Recorded data:
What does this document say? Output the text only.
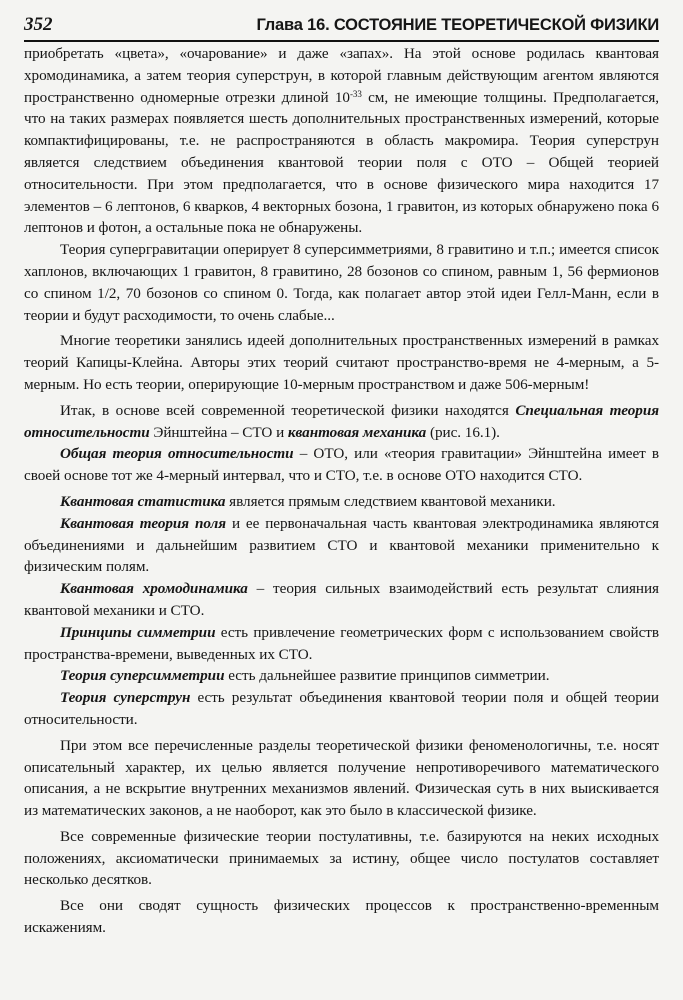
352	Глава 16. СОСТОЯНИЕ ТЕОРЕТИЧЕСКОЙ ФИЗИКИ

приобретать «цвета», «очарование» и даже «запах». На этой основе родилась квантовая хромодинамика, а затем теория суперструн, в которой главным действующим агентом являются пространственно одномерные отрезки длиной $10^{-33}$ см, не имеющие толщины. Предполагается, что на таких размерах появляется шесть дополнительных пространственных измерений, которые компактифицированы, т.е. не распространяются в область макромира. Теория суперструн является следствием объединения квантовой теории поля с ОТО – Общей теорией относительности. При этом предполагается, что в основе физического мира находится 17 элементов – 6 лептонов, 6 кварков, 4 векторных бозона, 1 гравитон, из которых обнаружено пока 6 лептонов и фотон, а остальные пока не обнаружены.

Теория супергравитации оперирует 8 суперсимметриями, 8 гравитино и т.п.; имеется список хаплонов, включающих 1 гравитон, 8 гравитино, 28 бозонов со спином, равным 1, 56 фермионов со спином 1/2, 70 бозонов со спином 0. Тогда, как полагает автор этой идеи Гелл-Манн, если в теории и будут расходимости, то очень слабые...

Многие теоретики занялись идеей дополнительных пространственных измерений в рамках теорий Капицы-Клейна. Авторы этих теорий считают пространство-время не 4-мерным, а 5-мерным. Но есть теории, оперирующие 10-мерным пространством и даже 506-мерным!

Итак, в основе всей современной теоретической физики находятся Специальная теория относительности Эйнштейна – СТО и квантовая механика (рис. 16.1).

Общая теория относительности – ОТО, или «теория гравитации» Эйнштейна имеет в своей основе тот же 4-мерный интервал, что и СТО, т.е. в основе ОТО находится СТО.

Квантовая статистика является прямым следствием квантовой механики.

Квантовая теория поля и ее первоначальная часть квантовая электродинамика являются объединениями и дальнейшим развитием СТО и квантовой механики применительно к физическим полям.

Квантовая хромодинамика – теория сильных взаимодействий есть результат слияния квантовой механики и СТО.

Принципы симметрии есть привлечение геометрических форм с использованием свойств пространства-времени, выведенных их СТО.

Теория суперсимметрии есть дальнейшее развитие принципов симметрии.

Теория суперструн есть результат объединения квантовой теории поля и общей теории относительности.

При этом все перечисленные разделы теоретической физики феноменологичны, т.е. носят описательный характер, их целью является получение непротиворечивого математического описания, а не вскрытие внутренних механизмов явлений. Физическая суть в них выискивается из математических законов, а не наоборот, как это было в классической физике.

Все современные физические теории постулативны, т.е. базируются на неких исходных положениях, аксиоматически принимаемых за истину, общее число постулатов составляет несколько десятков.

Все они сводят сущность физических процессов к пространственно-временным искажениям.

- _Your objective_:
Repeat all of the records verbatim, leaving out the pictures.

- _Full response_:
What does this document say? Output the text only.
352	Глава 16. СОСТОЯНИЕ ТЕОРЕТИЧЕСКОЙ ФИЗИКИ

приобретать «цвета», «очарование» и даже «запах». На этой основе родилась квантовая хромодинамика, а затем теория суперструн, в которой главным действующим агентом являются пространственно одномерные отрезки длиной $10^{-33}$ см, не имеющие толщины. Предполагается, что на таких размерах появляется шесть дополнительных пространственных измерений, которые компактифицированы, т.е. не распространяются в область макромира. Теория суперструн является следствием объединения квантовой теории поля с ОТО – Общей теорией относительности. При этом предполагается, что в основе физического мира находится 17 элементов – 6 лептонов, 6 кварков, 4 векторных бозона, 1 гравитон, из которых обнаружено пока 6 лептонов и фотон, а остальные пока не обнаружены.

Теория супергравитации оперирует 8 суперсимметриями, 8 гравитино и т.п.; имеется список хаплонов, включающих 1 гравитон, 8 гравитино, 28 бозонов со спином, равным 1, 56 фермионов со спином 1/2, 70 бозонов со спином 0. Тогда, как полагает автор этой идеи Гелл-Манн, если в теории и будут расходимости, то очень слабые...

Многие теоретики занялись идеей дополнительных пространственных измерений в рамках теорий Капицы-Клейна. Авторы этих теорий считают пространство-время не 4-мерным, а 5-мерным. Но есть теории, оперирующие 10-мерным пространством и даже 506-мерным!

Итак, в основе всей современной теоретической физики находятся Специальная теория относительности Эйнштейна – СТО и квантовая механика (рис. 16.1).

Общая теория относительности – ОТО, или «теория гравитации» Эйнштейна имеет в своей основе тот же 4-мерный интервал, что и СТО, т.е. в основе ОТО находится СТО.

Квантовая статистика является прямым следствием квантовой механики.

Квантовая теория поля и ее первоначальная часть квантовая электродинамика являются объединениями и дальнейшим развитием СТО и квантовой механики применительно к физическим полям.

Квантовая хромодинамика – теория сильных взаимодействий есть результат слияния квантовой механики и СТО.

Принципы симметрии есть привлечение геометрических форм с использованием свойств пространства-времени, выведенных их СТО.

Теория суперсимметрии есть дальнейшее развитие принципов симметрии.

Теория суперструн есть результат объединения квантовой теории поля и общей теории относительности.

При этом все перечисленные разделы теоретической физики феноменологичны, т.е. носят описательный характер, их целью является получение непротиворечивого математического описания, а не вскрытие внутренних механизмов явлений. Физическая суть в них выискивается из математических законов, а не наоборот, как это было в классической физике.

Все современные физические теории постулативны, т.е. базируются на неких исходных положениях, аксиоматически принимаемых за истину, общее число постулатов составляет несколько десятков.

Все они сводят сущность физических процессов к пространственно-временным искажениям.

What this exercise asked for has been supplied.